Item position data ::

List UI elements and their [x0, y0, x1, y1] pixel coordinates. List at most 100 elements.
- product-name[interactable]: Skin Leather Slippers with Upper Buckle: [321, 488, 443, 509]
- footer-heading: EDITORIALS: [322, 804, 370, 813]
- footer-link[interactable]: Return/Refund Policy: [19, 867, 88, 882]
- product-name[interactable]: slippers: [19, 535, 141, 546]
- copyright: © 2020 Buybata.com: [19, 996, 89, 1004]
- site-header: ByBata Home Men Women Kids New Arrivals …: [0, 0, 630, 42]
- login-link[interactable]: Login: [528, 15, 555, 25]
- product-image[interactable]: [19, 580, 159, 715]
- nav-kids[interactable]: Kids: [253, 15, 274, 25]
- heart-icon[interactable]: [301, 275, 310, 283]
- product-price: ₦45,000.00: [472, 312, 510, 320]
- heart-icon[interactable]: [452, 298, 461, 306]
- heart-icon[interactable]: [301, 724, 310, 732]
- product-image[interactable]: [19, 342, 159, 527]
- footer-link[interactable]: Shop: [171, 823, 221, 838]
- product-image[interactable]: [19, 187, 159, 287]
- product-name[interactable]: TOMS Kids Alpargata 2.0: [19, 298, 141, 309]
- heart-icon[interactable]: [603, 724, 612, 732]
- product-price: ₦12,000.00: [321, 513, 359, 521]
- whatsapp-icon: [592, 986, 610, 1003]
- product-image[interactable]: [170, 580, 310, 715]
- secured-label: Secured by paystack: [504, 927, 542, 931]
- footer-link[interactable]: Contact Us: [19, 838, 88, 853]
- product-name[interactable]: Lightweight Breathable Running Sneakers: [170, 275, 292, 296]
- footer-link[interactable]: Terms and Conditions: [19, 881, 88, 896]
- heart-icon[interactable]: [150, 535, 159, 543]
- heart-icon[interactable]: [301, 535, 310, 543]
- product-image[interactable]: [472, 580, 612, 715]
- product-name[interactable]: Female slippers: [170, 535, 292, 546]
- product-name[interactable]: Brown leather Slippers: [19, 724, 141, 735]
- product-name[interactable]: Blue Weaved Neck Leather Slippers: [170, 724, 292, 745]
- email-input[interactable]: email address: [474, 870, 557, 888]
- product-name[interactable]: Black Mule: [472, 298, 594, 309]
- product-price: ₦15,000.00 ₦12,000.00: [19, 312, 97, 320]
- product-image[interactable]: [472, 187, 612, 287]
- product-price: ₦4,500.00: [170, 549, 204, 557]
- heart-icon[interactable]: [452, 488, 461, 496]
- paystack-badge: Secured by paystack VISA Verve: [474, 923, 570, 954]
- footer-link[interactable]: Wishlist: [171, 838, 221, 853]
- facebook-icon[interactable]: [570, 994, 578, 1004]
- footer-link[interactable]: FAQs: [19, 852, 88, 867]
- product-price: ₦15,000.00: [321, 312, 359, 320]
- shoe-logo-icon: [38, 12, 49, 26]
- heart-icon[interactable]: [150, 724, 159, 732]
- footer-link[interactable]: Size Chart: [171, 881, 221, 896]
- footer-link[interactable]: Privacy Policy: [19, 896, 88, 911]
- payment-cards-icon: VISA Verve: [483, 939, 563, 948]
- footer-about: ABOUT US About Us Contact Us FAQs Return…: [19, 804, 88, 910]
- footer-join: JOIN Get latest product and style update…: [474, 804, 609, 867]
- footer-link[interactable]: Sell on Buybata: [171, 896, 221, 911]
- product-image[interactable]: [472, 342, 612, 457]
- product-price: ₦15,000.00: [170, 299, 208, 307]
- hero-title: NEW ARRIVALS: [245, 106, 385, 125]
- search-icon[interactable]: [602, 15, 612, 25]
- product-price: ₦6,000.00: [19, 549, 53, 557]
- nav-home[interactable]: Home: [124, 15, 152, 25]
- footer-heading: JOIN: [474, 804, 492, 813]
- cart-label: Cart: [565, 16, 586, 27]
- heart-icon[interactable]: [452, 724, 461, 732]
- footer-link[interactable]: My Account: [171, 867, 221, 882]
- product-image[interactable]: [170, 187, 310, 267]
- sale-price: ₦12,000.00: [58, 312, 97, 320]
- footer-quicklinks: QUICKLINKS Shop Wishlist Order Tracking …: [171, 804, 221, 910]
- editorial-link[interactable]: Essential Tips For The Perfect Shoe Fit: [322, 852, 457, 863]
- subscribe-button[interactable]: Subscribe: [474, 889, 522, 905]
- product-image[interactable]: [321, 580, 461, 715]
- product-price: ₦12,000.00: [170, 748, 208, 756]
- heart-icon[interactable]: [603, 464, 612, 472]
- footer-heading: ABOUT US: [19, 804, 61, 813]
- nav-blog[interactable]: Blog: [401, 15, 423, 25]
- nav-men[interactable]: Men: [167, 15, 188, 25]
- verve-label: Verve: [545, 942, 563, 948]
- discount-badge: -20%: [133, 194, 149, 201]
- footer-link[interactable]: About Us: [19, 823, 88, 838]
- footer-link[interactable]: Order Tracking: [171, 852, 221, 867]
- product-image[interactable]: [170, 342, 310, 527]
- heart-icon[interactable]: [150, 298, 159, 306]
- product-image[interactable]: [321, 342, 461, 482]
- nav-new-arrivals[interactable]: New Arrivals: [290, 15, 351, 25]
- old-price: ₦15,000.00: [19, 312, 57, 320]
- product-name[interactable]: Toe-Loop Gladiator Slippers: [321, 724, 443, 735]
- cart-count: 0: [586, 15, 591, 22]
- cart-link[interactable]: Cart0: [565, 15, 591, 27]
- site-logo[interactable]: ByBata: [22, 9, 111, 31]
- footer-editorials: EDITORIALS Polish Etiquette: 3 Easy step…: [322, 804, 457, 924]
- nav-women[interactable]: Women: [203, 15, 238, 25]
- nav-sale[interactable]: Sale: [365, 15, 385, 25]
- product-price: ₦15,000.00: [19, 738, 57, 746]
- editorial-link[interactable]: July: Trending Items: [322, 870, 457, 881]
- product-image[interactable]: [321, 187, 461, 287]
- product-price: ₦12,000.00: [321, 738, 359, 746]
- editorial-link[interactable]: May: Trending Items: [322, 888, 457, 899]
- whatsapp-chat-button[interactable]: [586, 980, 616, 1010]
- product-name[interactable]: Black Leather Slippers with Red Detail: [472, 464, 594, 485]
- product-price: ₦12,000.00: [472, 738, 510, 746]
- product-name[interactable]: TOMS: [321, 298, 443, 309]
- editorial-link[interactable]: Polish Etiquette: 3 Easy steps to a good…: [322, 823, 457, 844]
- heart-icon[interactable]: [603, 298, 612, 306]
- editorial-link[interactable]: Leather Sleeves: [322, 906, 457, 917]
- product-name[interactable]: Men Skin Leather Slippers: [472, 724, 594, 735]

Exercise prompt ::
Copy verbatim the lines from the start of the data through the line containing "- product-image[interactable]: [19, 580, 159, 715]", including both of those lines.

The response ::
List UI elements and their [x0, y0, x1, y1] pixel coordinates. List at most 100 elements.
- product-name[interactable]: Skin Leather Slippers with Upper Buckle: [321, 488, 443, 509]
- footer-heading: EDITORIALS: [322, 804, 370, 813]
- footer-link[interactable]: Return/Refund Policy: [19, 867, 88, 882]
- product-name[interactable]: slippers: [19, 535, 141, 546]
- copyright: © 2020 Buybata.com: [19, 996, 89, 1004]
- site-header: ByBata Home Men Women Kids New Arrivals …: [0, 0, 630, 42]
- login-link[interactable]: Login: [528, 15, 555, 25]
- product-image[interactable]: [19, 580, 159, 715]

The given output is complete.